EXERCISE BRIEF ::
Check each line of the listing for the string "JSON", then state how many lines have it. Only the number is wanted.

* Start *

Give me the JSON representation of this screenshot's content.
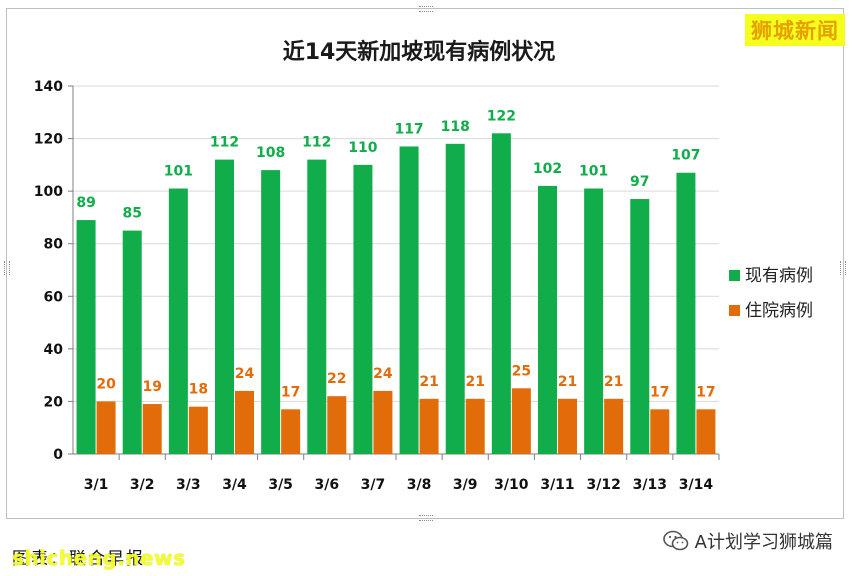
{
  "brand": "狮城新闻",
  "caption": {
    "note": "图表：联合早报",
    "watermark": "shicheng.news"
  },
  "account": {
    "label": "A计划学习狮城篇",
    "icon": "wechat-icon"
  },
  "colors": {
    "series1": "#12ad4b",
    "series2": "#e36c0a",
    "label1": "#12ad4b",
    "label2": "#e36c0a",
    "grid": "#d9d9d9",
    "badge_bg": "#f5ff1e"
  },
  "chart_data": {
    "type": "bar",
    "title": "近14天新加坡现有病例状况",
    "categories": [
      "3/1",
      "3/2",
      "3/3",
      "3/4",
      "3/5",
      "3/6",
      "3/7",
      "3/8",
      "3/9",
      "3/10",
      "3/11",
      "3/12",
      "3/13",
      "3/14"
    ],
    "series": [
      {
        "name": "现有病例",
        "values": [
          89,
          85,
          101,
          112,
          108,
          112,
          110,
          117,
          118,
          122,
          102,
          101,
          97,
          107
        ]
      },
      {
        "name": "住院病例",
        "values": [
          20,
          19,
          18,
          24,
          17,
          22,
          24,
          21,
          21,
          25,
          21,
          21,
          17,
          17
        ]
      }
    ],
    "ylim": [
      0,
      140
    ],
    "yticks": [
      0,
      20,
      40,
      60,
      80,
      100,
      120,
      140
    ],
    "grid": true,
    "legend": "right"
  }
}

* End *
* Start *

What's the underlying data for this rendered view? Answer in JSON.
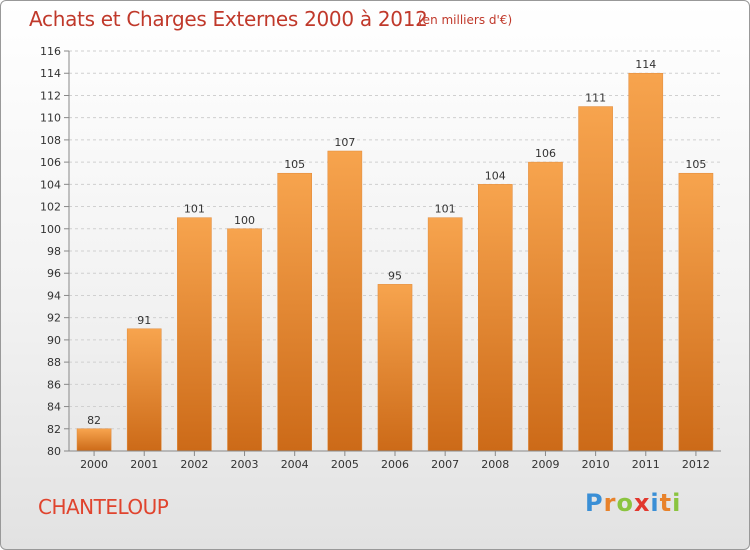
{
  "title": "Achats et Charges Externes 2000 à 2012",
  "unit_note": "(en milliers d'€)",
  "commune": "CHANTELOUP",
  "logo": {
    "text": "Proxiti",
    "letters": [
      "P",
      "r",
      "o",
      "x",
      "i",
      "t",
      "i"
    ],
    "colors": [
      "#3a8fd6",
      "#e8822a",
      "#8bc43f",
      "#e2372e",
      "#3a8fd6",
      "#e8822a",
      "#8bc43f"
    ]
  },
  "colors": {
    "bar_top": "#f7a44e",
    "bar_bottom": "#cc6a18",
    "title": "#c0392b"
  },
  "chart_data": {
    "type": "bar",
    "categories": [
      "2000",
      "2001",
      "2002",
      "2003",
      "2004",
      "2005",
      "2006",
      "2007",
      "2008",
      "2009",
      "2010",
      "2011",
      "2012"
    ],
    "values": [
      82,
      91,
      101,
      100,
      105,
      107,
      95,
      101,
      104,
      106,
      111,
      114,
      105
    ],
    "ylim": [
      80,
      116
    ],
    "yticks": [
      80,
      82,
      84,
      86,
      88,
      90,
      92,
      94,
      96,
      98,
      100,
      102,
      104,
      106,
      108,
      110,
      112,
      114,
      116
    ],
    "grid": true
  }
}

* End *

RIGHT ANSWER ::
2